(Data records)
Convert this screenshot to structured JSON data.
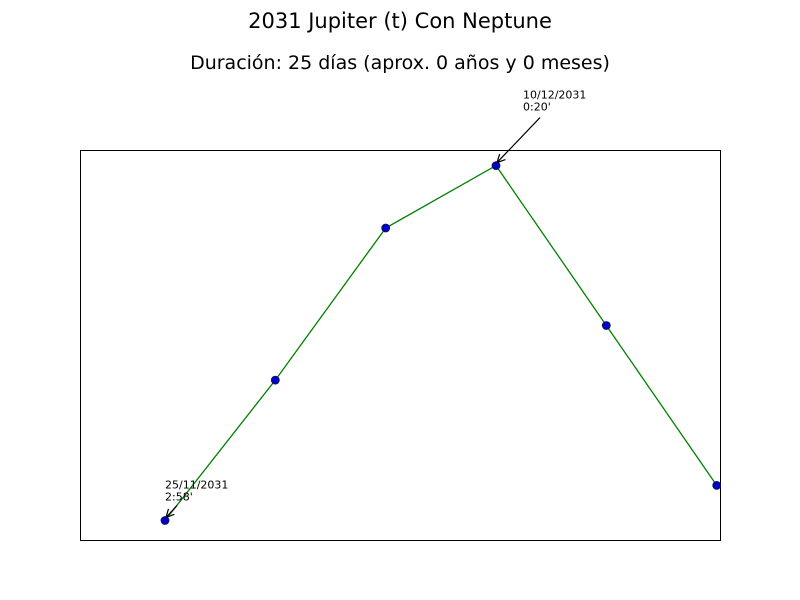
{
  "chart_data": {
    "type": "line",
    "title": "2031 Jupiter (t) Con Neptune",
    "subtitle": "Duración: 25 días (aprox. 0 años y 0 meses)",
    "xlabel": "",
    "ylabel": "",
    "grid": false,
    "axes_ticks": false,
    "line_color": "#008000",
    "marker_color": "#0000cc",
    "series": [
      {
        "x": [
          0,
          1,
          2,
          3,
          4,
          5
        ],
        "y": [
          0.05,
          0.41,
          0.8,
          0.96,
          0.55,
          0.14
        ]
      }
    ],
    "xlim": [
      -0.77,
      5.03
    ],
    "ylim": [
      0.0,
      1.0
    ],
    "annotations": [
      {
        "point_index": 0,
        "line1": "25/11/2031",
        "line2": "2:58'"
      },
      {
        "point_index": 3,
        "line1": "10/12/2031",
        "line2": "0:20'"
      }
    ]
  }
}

* * *

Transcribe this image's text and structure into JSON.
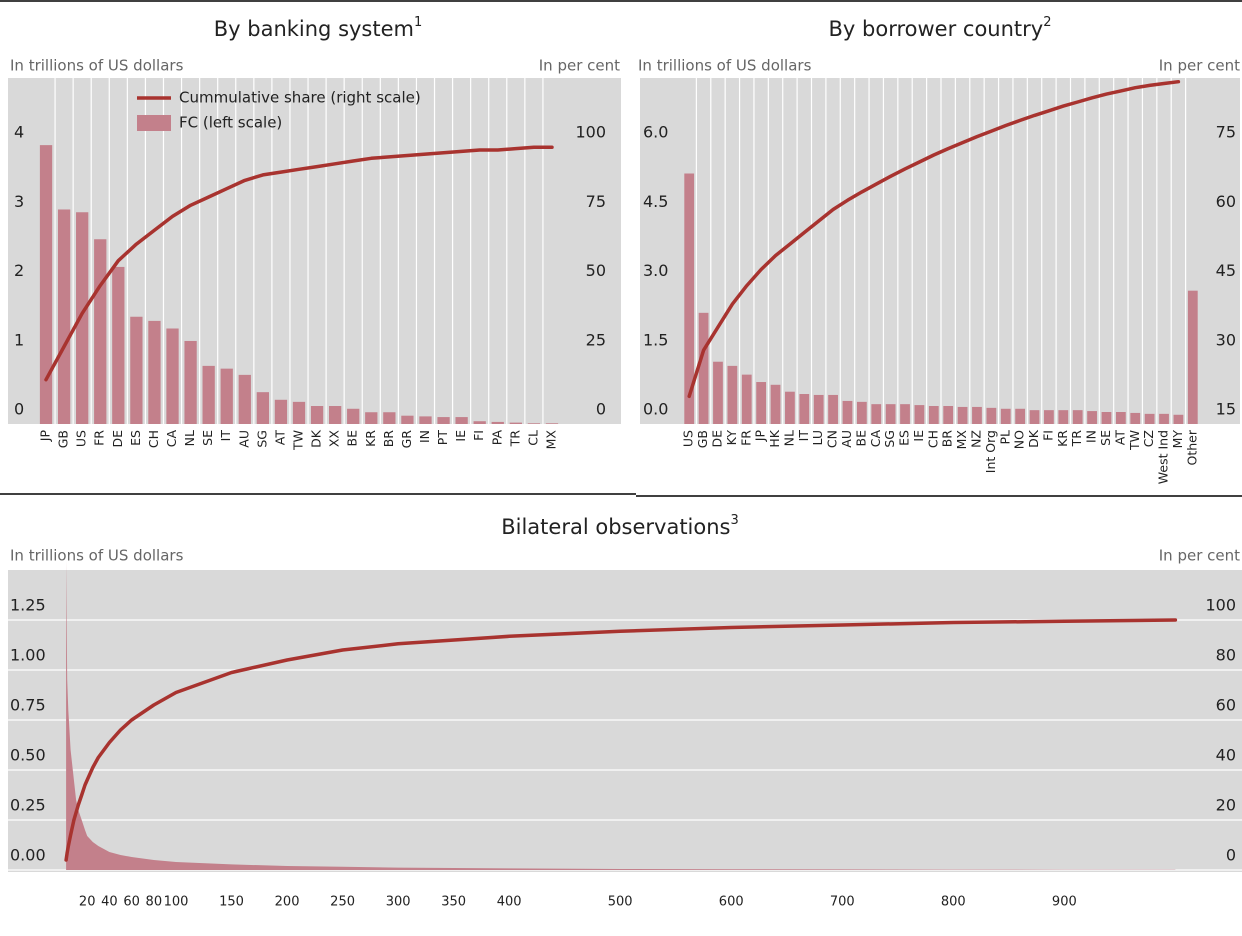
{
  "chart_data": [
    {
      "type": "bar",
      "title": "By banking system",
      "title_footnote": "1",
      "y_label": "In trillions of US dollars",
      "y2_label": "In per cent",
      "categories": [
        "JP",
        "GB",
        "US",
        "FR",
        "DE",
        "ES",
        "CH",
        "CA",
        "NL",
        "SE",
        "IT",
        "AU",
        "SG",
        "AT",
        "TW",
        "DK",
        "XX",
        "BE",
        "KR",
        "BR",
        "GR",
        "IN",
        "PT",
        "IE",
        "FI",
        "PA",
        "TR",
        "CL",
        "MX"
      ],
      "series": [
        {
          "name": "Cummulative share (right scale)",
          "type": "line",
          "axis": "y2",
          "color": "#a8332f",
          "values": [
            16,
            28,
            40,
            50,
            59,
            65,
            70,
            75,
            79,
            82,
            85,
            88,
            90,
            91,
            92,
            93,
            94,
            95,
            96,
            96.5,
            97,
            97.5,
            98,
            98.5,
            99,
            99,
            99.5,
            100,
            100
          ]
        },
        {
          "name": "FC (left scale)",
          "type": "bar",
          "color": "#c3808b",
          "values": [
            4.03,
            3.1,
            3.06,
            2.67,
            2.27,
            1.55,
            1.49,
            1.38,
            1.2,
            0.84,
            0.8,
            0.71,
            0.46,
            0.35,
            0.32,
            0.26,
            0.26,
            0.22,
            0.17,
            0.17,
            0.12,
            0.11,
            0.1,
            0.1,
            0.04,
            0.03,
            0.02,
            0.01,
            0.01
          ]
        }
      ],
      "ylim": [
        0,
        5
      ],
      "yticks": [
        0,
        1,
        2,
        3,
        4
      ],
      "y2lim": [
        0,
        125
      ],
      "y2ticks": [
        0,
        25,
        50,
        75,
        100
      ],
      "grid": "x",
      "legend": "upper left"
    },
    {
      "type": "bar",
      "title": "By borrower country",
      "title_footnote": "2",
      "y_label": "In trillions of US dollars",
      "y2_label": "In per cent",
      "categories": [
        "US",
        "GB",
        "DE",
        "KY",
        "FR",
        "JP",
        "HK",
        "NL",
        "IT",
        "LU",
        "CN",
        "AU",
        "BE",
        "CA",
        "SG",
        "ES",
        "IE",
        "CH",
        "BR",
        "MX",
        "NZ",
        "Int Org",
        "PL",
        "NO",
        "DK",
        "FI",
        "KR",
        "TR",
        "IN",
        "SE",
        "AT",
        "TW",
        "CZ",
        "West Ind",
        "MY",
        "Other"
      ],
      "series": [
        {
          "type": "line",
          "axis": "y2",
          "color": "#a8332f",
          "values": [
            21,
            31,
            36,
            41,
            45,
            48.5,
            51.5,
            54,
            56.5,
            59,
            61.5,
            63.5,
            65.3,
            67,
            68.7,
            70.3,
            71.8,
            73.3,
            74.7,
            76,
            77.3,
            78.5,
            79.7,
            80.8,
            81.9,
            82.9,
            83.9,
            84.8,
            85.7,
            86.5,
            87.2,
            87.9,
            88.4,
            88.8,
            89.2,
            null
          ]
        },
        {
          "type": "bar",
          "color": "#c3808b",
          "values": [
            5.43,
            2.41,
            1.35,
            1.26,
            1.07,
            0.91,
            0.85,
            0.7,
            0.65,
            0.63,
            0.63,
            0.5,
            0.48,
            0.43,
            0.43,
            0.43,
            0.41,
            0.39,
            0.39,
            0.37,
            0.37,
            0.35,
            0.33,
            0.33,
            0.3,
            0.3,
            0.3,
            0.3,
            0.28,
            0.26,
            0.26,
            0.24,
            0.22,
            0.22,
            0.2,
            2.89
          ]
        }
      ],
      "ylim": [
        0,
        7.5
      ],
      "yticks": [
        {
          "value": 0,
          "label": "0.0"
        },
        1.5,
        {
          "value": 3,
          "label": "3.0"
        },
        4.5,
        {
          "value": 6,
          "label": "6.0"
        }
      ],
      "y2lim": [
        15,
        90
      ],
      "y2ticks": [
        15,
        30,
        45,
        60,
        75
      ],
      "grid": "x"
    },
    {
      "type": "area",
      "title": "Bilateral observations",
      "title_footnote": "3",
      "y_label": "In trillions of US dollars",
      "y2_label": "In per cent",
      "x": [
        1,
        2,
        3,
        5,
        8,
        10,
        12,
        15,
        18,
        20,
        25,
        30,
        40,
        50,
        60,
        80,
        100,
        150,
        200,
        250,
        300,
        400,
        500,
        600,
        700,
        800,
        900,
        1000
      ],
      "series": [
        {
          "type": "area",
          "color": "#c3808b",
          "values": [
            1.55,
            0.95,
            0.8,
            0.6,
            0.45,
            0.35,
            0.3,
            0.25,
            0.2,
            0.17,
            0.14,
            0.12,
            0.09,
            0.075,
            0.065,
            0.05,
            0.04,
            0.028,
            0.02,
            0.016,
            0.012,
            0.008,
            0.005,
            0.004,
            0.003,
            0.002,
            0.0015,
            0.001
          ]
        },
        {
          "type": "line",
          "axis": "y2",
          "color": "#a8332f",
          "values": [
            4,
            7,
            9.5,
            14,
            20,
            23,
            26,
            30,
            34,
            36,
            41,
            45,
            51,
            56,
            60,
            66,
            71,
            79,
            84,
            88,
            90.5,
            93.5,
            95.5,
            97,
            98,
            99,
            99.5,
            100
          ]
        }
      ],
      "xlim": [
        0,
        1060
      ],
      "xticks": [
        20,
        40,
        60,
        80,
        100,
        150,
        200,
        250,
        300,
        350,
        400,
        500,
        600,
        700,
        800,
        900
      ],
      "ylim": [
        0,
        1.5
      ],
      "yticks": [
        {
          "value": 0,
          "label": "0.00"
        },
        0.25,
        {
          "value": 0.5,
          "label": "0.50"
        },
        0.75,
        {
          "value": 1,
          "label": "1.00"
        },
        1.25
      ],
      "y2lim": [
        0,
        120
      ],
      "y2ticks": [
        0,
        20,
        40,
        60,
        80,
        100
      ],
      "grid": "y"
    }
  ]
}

| Goal |
Select and copy every line of the material that holds the string "name".

| Completed task |
          "name": "Cummulative share (right scale)",
          "name": "FC (left scale)",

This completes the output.